Stored items from a collection
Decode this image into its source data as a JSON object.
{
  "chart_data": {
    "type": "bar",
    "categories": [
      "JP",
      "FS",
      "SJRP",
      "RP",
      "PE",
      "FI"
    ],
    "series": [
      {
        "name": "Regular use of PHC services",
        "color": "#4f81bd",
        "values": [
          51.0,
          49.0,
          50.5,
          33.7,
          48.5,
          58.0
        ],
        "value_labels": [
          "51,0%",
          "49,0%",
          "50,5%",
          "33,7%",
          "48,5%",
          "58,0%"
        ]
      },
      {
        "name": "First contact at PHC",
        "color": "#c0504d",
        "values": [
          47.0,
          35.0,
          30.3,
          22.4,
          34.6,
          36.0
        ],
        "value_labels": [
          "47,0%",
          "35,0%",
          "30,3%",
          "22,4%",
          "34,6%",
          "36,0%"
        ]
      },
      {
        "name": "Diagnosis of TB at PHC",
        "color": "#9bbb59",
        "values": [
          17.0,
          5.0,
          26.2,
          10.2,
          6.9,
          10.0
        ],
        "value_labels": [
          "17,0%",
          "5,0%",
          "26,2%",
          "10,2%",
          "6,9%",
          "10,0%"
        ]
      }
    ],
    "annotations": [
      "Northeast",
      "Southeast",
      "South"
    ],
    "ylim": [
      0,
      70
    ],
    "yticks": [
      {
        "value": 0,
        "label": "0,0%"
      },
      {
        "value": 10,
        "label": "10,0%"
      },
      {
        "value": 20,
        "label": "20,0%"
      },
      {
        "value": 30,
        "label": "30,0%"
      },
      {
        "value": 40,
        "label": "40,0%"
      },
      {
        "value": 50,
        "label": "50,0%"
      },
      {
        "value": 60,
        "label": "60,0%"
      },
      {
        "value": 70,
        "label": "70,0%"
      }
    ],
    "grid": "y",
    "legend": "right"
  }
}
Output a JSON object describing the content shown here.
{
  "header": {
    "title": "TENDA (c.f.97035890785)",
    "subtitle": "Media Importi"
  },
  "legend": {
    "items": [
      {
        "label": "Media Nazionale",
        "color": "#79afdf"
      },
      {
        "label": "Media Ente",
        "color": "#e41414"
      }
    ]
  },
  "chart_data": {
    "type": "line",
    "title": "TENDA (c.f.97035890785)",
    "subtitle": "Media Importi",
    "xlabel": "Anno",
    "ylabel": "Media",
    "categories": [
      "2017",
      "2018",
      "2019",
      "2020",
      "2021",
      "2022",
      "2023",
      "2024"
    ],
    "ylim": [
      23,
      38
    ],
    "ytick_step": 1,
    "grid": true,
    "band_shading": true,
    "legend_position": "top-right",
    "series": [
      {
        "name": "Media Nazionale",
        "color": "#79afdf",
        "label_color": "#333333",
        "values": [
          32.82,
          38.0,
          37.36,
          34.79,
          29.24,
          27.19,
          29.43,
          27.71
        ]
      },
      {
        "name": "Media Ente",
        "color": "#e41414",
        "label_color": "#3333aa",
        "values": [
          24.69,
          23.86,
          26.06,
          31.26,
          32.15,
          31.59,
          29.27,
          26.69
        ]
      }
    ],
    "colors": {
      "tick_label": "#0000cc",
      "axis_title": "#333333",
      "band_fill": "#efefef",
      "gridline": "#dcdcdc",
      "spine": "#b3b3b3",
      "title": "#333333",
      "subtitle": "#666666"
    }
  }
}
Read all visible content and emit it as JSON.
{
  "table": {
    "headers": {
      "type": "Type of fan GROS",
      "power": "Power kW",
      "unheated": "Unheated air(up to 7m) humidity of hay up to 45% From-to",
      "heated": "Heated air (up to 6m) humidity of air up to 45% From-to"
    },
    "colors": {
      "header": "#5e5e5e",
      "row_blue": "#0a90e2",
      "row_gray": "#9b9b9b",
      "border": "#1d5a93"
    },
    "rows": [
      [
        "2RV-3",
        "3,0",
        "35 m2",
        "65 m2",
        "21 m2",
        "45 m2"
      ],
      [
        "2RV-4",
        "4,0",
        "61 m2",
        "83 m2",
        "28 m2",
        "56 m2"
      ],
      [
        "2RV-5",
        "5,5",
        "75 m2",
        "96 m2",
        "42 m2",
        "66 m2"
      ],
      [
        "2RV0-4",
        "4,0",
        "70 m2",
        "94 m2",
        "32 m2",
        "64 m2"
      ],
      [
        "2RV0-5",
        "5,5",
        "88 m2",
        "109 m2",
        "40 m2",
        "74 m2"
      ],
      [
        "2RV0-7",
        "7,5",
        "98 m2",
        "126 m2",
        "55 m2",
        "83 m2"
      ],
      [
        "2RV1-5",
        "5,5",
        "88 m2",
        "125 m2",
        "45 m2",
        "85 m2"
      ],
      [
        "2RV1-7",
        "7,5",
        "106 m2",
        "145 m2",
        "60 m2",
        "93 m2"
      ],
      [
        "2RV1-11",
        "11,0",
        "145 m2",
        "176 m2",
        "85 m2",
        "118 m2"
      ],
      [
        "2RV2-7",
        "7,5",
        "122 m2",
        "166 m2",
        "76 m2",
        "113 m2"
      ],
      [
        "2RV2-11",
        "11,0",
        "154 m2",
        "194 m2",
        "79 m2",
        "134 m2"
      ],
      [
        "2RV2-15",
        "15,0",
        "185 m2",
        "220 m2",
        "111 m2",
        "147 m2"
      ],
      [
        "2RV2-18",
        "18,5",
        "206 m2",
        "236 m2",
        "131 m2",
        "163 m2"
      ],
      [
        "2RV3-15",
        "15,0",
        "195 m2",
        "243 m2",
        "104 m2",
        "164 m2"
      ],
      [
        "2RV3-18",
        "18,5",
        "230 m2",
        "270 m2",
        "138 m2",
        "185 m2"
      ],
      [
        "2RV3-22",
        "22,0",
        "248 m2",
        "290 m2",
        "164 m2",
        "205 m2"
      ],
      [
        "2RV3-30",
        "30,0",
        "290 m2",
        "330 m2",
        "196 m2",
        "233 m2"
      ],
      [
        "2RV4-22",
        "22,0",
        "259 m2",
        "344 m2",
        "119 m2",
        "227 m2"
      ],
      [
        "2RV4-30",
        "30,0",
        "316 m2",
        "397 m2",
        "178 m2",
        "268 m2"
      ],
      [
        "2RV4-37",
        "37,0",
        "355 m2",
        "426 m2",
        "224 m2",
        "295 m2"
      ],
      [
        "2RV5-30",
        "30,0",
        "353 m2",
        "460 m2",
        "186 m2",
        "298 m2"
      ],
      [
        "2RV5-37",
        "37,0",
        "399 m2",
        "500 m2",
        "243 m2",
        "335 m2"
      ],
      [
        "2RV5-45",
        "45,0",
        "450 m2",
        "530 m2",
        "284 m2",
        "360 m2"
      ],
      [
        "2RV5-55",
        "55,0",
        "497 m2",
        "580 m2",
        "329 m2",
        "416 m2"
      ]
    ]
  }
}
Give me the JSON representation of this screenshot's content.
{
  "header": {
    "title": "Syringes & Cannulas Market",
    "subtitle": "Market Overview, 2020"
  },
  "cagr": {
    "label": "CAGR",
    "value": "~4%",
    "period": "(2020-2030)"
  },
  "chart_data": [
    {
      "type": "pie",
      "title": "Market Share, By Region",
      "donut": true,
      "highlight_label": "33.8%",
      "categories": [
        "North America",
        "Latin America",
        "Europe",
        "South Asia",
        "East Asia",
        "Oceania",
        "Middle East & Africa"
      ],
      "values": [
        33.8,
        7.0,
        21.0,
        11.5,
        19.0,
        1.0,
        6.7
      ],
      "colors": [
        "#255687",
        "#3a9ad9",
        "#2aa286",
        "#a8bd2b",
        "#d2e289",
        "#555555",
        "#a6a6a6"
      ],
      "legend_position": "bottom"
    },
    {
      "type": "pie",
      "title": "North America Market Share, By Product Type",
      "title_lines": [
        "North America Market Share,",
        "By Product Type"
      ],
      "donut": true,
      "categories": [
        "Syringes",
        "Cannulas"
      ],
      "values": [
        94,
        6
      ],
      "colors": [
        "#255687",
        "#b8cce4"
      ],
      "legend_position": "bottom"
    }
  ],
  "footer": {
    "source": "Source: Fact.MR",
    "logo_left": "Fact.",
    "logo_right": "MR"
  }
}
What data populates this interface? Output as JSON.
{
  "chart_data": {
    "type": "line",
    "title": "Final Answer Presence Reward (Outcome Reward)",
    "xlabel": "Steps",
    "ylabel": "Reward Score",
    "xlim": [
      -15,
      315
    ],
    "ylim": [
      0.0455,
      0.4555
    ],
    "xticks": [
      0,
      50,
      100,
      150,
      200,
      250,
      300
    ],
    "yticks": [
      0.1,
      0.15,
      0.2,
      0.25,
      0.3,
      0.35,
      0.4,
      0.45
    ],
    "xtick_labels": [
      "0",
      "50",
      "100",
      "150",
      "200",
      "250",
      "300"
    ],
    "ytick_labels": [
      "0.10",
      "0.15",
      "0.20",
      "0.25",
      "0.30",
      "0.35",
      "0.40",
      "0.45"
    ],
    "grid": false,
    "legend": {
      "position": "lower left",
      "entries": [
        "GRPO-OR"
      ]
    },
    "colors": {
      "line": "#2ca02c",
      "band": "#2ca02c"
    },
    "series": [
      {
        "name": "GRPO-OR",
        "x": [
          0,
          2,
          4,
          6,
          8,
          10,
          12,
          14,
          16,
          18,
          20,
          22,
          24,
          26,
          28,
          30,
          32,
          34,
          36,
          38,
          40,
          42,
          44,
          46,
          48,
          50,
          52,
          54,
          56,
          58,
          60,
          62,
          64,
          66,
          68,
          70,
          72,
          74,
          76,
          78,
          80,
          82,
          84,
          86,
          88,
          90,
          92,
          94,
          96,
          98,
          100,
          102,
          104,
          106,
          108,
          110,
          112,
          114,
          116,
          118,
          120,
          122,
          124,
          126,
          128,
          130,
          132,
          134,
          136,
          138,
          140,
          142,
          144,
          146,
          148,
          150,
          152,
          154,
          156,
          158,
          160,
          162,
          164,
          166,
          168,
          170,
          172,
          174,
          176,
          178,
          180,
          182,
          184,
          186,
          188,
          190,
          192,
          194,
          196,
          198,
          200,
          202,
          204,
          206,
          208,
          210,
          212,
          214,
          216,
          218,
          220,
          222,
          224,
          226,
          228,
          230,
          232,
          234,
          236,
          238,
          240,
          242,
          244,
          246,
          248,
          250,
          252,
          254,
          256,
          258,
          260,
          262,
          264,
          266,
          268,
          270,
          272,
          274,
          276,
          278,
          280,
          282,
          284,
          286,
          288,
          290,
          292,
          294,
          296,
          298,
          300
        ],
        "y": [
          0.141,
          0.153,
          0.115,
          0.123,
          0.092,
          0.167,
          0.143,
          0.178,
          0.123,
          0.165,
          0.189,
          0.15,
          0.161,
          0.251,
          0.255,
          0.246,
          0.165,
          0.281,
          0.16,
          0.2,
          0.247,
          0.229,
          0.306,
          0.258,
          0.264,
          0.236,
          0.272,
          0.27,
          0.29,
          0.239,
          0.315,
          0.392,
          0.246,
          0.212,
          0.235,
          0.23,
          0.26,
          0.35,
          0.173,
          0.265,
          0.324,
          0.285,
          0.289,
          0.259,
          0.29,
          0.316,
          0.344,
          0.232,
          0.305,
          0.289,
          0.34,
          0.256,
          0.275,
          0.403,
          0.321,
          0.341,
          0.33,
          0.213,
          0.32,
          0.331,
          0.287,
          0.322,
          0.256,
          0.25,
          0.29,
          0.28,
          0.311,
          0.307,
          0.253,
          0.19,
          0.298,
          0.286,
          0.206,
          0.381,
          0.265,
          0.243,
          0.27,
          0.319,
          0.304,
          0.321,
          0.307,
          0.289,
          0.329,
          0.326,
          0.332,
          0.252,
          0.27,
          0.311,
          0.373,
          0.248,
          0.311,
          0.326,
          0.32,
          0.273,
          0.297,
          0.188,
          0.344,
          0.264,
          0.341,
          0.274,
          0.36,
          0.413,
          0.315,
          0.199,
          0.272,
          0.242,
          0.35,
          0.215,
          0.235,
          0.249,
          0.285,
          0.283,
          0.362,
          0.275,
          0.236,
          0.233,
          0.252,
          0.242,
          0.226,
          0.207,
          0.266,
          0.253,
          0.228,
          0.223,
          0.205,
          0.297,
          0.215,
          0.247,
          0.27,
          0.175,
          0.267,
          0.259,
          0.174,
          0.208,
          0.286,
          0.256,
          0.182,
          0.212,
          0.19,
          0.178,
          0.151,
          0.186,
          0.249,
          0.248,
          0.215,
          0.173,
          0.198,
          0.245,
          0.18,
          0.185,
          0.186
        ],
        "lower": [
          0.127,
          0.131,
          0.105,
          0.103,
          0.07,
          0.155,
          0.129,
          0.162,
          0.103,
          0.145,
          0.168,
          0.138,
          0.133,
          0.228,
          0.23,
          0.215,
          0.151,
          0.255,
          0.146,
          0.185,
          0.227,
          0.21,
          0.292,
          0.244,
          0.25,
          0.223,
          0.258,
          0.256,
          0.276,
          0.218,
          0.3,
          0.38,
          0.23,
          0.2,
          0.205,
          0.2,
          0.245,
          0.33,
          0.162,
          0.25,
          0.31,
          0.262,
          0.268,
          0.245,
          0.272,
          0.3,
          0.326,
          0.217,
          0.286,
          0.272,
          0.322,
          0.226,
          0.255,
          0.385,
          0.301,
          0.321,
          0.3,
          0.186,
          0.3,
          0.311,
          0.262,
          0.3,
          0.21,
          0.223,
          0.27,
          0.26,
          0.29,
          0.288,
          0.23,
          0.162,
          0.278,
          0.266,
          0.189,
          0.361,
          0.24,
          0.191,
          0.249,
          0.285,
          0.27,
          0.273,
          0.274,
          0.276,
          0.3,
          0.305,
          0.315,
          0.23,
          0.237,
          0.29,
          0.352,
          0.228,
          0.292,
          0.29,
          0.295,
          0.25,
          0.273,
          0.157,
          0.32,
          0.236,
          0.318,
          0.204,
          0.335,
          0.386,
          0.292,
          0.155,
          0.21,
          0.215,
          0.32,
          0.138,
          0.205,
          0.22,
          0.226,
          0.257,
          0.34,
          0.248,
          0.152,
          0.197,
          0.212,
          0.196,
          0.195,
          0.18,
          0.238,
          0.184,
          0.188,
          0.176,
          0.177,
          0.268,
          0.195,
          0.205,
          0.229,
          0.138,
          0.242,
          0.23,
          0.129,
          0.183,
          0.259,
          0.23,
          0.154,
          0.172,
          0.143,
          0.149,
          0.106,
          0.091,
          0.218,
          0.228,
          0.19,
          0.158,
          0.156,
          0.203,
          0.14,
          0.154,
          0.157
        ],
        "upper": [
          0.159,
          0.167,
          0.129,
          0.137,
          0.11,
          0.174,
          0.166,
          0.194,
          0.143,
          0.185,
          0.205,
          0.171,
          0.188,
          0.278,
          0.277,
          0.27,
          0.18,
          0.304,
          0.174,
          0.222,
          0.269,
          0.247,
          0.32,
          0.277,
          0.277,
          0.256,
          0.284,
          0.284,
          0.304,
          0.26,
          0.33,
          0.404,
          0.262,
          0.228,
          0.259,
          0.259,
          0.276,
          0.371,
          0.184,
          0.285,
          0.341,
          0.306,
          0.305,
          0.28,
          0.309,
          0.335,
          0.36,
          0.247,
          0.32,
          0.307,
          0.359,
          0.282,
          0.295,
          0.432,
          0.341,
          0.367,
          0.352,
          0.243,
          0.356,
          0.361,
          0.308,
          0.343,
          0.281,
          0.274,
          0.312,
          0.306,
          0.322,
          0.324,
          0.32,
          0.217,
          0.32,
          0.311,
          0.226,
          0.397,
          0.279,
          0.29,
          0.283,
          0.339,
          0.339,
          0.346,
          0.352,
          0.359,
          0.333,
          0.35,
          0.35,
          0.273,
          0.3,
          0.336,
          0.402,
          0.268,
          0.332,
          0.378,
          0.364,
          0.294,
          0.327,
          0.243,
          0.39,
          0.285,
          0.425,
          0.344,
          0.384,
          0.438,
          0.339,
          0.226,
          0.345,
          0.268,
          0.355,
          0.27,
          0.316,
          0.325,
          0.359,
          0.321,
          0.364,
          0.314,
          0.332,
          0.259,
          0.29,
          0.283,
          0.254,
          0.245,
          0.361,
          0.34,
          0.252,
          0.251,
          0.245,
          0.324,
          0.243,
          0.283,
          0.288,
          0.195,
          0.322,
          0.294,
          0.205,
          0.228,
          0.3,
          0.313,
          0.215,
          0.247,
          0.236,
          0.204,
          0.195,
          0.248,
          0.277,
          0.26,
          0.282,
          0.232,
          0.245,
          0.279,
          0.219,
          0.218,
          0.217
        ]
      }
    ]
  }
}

▶ **DIRECTIONS**
Locate the lines above that hold the word "subtitle". Show every one of them.

▶ **ANSWER TO THE TASK**
    "subtitle": "Media Importi"
    "subtitle": "Media Importi",
      "subtitle": "#666666"
    "subtitle": "Market Overview, 2020"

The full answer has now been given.